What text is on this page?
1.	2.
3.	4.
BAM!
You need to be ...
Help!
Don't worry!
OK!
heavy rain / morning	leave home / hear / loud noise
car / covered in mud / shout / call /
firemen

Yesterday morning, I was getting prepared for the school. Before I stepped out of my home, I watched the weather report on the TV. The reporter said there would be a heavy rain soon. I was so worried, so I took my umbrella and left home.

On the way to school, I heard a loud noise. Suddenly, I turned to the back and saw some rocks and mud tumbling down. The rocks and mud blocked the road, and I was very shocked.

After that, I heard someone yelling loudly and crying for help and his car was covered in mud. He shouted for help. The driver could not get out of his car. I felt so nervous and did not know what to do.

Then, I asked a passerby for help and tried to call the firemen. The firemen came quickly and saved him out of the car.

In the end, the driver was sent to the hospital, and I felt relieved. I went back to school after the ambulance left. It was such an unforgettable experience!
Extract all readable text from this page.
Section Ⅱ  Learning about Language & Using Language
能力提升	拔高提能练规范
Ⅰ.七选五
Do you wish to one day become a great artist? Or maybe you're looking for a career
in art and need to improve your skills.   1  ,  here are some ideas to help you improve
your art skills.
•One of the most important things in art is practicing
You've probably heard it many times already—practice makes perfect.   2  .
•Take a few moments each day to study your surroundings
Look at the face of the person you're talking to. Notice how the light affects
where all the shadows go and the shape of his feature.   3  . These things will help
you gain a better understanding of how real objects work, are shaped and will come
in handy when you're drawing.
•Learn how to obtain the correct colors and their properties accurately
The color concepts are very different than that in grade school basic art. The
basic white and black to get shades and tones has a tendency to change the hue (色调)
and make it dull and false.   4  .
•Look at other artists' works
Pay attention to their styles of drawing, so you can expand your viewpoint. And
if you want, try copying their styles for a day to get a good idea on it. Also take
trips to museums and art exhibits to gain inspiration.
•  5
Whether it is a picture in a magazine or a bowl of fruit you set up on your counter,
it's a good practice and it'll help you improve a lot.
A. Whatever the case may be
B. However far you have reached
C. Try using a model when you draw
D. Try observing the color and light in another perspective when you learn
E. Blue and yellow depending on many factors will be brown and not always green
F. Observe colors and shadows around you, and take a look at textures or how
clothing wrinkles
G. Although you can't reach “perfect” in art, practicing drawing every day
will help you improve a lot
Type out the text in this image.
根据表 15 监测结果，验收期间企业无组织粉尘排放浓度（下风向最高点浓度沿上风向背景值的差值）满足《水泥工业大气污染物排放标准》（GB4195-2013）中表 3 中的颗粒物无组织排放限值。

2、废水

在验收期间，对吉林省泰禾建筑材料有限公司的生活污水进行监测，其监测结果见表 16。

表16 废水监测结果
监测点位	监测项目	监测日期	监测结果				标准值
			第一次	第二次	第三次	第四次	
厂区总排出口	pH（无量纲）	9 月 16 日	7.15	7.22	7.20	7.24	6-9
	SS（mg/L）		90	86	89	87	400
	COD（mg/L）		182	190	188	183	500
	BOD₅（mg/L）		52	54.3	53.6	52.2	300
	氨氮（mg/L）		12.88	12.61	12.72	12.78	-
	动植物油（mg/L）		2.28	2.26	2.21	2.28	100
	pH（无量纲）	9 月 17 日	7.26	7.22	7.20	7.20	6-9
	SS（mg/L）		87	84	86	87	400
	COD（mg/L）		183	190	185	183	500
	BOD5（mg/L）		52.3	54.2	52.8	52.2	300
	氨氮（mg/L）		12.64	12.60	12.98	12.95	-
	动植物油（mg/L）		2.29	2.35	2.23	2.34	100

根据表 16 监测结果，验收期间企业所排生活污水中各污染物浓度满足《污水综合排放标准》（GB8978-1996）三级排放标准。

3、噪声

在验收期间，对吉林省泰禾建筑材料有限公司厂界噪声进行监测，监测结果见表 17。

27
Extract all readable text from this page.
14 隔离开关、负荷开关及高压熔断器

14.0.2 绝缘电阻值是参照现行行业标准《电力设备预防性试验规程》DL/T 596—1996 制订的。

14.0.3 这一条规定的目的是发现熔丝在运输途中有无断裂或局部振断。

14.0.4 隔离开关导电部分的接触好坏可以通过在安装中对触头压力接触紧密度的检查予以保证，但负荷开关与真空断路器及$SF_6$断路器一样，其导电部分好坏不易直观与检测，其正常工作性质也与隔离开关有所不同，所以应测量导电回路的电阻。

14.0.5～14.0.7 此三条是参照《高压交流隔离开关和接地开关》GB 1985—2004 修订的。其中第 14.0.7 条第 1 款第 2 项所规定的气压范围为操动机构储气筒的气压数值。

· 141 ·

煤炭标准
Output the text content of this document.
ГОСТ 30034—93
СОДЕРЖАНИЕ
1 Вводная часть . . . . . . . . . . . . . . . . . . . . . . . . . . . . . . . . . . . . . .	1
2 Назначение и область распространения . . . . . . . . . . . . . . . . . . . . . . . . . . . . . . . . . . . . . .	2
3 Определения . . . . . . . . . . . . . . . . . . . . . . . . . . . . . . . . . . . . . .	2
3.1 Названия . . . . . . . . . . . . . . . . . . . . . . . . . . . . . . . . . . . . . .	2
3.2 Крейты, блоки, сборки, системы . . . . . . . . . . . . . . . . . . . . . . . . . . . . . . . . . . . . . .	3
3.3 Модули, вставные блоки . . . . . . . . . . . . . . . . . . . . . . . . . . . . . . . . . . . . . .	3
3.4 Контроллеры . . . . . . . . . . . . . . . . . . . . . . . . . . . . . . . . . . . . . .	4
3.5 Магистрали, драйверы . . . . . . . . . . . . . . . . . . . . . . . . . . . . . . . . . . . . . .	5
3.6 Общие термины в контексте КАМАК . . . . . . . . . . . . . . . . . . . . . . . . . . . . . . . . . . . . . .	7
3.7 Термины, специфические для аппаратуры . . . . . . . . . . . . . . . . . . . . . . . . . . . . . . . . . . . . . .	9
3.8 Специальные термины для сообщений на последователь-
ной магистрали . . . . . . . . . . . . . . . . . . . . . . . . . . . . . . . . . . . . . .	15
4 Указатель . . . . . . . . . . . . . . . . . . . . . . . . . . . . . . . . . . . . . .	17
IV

------------

To be done -> Using the listing, copy every line where the word "driver" shows up.

Exercise response ->
After that, I heard someone yelling loudly and crying for help and his car was covered in mud. He shouted for help. The driver could not get out of his car. I felt so nervous and did not know what to do.
In the end, the driver was sent to the hospital, and I felt relieved. I went back to school after the ambulance left. It was such an unforgettable experience!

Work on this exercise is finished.